**Given task**
Only those lines running from the line that contains "Enumerate this screenshot's" through the end of the material are to be written out, each exactly as shown.

**Extracted information**
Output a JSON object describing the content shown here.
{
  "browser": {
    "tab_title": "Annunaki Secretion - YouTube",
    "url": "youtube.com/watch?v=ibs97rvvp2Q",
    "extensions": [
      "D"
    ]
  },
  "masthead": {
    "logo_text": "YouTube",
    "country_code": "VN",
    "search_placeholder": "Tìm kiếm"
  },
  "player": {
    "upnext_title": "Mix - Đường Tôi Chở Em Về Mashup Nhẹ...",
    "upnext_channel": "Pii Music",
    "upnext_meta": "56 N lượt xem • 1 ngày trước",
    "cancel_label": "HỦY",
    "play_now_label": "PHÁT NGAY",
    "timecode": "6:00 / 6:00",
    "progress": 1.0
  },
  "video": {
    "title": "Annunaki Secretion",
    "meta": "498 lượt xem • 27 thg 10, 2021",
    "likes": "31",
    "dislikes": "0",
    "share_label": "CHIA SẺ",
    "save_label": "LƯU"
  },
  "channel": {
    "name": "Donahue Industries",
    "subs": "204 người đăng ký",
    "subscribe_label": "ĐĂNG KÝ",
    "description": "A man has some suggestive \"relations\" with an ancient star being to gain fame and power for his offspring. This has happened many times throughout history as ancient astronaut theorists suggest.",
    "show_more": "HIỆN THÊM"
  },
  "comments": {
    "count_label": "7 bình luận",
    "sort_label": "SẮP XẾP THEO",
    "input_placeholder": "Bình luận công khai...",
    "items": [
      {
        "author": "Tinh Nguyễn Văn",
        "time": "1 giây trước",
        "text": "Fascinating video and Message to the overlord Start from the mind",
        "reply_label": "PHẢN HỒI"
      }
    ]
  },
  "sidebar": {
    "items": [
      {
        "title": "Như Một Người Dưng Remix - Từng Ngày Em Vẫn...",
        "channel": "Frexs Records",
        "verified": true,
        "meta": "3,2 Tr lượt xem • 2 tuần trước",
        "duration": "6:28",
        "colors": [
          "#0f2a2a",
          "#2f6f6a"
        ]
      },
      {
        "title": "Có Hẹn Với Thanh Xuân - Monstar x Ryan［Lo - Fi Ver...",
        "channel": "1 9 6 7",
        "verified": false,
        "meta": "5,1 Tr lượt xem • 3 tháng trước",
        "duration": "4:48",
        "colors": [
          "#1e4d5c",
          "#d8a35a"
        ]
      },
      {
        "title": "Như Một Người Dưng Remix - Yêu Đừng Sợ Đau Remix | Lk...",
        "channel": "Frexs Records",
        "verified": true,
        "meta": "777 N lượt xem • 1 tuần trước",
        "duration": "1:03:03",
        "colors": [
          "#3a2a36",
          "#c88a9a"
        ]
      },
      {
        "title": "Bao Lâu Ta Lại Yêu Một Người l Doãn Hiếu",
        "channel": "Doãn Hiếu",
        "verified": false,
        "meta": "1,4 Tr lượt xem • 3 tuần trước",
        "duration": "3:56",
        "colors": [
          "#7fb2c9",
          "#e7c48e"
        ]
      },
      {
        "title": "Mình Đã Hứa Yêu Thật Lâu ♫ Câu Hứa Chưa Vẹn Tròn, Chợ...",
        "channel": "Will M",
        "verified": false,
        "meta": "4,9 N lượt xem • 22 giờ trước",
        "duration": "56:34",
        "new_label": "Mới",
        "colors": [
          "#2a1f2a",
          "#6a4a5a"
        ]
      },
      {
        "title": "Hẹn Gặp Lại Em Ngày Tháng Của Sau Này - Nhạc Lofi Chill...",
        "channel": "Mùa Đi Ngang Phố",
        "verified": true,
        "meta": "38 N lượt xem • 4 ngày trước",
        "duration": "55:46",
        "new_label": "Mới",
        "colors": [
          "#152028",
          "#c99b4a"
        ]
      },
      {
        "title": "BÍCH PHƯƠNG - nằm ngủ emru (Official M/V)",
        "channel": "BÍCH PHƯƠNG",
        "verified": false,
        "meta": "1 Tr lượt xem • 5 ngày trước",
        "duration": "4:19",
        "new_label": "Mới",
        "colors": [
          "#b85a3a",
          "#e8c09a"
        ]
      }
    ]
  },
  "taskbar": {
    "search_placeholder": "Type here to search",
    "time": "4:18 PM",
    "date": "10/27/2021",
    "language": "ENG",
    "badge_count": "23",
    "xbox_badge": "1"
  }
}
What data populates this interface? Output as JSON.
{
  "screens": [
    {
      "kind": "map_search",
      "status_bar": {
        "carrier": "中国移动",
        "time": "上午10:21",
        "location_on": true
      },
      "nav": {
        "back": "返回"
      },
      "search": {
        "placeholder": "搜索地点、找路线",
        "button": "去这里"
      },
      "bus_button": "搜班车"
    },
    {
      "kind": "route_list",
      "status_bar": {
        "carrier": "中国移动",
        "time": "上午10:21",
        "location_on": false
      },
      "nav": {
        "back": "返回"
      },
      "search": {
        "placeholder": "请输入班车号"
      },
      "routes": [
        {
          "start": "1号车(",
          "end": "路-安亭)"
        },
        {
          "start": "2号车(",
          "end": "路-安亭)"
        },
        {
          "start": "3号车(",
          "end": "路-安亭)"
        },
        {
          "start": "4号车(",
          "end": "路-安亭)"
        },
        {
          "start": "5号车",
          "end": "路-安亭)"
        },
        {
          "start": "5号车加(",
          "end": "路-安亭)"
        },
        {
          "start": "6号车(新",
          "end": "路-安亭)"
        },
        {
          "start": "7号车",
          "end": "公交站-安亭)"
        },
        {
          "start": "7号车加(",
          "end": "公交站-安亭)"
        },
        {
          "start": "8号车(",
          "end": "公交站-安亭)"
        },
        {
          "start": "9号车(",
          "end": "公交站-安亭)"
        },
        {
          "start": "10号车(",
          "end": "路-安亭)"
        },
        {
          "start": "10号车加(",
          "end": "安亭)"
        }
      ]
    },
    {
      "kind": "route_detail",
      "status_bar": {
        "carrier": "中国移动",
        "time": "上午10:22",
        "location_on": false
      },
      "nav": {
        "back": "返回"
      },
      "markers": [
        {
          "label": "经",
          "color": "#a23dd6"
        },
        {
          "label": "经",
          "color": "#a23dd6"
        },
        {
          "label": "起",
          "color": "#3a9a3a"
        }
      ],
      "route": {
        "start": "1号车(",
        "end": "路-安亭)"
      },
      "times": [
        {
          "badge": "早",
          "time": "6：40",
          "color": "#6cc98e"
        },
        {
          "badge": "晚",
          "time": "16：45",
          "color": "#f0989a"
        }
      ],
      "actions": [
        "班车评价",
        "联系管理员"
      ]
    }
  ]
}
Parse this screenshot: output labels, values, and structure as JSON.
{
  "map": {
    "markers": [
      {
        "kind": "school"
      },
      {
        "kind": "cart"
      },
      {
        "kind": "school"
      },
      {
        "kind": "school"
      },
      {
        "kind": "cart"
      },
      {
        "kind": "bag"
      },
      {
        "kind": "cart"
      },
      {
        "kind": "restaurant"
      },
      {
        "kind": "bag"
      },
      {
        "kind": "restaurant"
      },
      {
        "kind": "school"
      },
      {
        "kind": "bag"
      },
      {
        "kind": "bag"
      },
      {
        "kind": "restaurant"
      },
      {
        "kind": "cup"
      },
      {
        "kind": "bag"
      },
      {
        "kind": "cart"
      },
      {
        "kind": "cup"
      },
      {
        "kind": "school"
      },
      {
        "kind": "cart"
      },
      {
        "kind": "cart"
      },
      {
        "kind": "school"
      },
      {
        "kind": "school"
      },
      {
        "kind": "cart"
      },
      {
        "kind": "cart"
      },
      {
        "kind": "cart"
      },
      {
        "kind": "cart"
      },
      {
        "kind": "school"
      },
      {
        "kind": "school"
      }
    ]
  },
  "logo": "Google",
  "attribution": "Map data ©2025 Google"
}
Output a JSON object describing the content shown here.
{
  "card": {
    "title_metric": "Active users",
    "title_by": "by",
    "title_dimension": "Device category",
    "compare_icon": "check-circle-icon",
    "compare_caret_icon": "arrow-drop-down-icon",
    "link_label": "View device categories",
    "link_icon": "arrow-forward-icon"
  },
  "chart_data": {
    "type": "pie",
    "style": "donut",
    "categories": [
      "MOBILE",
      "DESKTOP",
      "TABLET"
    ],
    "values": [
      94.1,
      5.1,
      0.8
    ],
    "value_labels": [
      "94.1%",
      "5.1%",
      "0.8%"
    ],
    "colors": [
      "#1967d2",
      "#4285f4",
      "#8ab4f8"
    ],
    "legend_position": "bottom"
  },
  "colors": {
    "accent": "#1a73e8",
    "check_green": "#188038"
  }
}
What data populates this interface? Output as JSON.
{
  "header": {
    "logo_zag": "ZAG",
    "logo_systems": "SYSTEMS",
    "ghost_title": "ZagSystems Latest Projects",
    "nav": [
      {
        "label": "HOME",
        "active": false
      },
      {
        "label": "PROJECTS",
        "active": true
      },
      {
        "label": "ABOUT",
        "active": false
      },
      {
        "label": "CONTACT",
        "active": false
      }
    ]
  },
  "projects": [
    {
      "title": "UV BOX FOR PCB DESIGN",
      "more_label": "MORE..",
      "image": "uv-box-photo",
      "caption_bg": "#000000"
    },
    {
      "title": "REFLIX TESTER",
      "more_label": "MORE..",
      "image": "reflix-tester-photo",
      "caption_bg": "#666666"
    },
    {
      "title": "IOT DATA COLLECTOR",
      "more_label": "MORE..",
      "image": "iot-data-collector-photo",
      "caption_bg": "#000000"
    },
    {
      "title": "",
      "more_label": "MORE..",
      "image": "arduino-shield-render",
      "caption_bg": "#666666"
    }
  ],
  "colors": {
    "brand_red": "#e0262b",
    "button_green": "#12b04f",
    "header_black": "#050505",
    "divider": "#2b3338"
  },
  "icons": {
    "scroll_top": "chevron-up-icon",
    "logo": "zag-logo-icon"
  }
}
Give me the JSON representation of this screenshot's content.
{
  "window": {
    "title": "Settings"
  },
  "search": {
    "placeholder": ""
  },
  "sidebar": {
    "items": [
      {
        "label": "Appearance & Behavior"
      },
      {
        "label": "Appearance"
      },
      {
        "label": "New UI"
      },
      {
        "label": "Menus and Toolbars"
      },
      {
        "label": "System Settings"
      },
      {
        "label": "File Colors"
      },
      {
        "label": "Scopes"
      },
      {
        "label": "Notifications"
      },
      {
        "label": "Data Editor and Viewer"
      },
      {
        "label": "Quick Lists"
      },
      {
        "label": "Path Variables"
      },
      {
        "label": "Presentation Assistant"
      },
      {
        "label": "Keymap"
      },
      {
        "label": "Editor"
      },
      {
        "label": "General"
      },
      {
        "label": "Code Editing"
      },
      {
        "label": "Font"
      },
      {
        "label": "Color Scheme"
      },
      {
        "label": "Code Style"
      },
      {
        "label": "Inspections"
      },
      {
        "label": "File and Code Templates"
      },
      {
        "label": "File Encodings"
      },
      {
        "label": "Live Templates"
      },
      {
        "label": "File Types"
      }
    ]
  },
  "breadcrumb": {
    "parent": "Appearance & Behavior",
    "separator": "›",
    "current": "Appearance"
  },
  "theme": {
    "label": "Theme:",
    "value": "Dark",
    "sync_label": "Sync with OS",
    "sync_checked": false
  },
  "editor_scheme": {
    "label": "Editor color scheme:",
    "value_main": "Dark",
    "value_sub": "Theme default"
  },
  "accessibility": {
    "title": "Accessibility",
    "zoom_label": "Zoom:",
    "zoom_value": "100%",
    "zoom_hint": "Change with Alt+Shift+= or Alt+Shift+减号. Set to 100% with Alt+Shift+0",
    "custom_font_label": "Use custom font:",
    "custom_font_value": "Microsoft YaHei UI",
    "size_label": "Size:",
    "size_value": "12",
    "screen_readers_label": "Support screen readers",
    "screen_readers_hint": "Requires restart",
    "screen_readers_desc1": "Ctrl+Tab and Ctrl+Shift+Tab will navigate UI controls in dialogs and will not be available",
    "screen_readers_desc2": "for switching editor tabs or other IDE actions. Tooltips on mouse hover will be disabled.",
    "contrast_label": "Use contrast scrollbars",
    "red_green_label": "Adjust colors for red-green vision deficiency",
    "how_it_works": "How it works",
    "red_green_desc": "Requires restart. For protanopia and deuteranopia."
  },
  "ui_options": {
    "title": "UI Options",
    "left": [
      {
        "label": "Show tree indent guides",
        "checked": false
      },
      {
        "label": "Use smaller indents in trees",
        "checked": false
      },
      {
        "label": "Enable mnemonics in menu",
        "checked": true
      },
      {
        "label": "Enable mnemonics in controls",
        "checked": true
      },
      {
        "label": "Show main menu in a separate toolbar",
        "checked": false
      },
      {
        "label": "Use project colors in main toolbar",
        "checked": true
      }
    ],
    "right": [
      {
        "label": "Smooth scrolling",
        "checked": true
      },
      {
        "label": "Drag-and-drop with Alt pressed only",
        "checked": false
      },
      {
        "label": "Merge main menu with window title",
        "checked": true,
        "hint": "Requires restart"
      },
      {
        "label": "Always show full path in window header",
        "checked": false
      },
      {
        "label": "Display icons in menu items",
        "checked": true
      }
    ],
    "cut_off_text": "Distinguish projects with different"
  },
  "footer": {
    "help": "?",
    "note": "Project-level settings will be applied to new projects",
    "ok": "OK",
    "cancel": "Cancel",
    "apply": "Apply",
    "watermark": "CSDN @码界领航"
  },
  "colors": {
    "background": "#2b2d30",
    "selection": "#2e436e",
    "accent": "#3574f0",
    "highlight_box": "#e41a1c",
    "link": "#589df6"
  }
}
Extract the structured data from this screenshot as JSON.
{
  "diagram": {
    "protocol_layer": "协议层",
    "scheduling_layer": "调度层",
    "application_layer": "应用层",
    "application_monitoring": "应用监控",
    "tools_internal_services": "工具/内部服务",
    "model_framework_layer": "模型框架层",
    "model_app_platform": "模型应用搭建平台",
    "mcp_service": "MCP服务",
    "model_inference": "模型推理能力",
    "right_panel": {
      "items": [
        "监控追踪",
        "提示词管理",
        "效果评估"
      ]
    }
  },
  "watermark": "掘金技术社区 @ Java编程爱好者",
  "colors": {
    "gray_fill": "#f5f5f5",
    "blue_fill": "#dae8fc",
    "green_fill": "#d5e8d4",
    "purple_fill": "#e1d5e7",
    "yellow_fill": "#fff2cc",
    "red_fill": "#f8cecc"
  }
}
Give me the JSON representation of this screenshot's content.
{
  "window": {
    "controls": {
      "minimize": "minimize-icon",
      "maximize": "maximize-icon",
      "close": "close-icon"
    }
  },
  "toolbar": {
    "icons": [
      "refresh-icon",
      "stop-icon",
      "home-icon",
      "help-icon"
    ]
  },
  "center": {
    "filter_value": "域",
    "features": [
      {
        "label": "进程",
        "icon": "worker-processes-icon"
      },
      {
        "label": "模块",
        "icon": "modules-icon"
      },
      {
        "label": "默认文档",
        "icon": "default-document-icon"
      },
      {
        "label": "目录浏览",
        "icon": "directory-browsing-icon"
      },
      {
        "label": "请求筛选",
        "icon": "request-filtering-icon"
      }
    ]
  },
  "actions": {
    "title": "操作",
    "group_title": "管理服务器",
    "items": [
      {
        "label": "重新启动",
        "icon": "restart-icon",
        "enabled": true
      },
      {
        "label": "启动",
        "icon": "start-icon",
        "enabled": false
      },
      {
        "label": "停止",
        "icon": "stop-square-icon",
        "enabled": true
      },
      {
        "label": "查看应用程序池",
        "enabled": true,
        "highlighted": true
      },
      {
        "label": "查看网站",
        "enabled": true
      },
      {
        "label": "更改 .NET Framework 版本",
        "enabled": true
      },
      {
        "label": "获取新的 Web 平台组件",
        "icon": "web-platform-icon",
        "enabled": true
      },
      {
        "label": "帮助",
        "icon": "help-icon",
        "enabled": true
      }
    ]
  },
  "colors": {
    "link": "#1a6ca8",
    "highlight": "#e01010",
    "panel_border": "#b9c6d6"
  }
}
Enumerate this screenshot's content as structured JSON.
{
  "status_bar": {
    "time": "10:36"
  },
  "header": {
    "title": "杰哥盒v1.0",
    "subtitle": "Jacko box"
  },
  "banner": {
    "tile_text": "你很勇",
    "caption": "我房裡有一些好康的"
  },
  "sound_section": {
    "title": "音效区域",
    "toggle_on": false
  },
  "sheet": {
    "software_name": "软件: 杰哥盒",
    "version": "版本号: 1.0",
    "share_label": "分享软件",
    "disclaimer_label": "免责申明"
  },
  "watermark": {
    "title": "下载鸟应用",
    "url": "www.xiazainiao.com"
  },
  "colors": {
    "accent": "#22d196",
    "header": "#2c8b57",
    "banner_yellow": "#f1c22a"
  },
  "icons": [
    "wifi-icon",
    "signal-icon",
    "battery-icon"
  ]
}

**Solution to this exercise**
Enumerate this screenshot's content as structured JSON.
{
  "status_bar": {
    "time": "10:36"
  },
  "header": {
    "title": "杰哥盒v1.0",
    "subtitle": "Jacko box"
  },
  "banner": {
    "tile_text": "你很勇",
    "caption": "我房裡有一些好康的"
  },
  "sound_section": {
    "title": "音效区域",
    "toggle_on": false
  },
  "sheet": {
    "software_name": "软件: 杰哥盒",
    "version": "版本号: 1.0",
    "share_label": "分享软件",
    "disclaimer_label": "免责申明"
  },
  "watermark": {
    "title": "下载鸟应用",
    "url": "www.xiazainiao.com"
  },
  "colors": {
    "accent": "#22d196",
    "header": "#2c8b57",
    "banner_yellow": "#f1c22a"
  },
  "icons": [
    "wifi-icon",
    "signal-icon",
    "battery-icon"
  ]
}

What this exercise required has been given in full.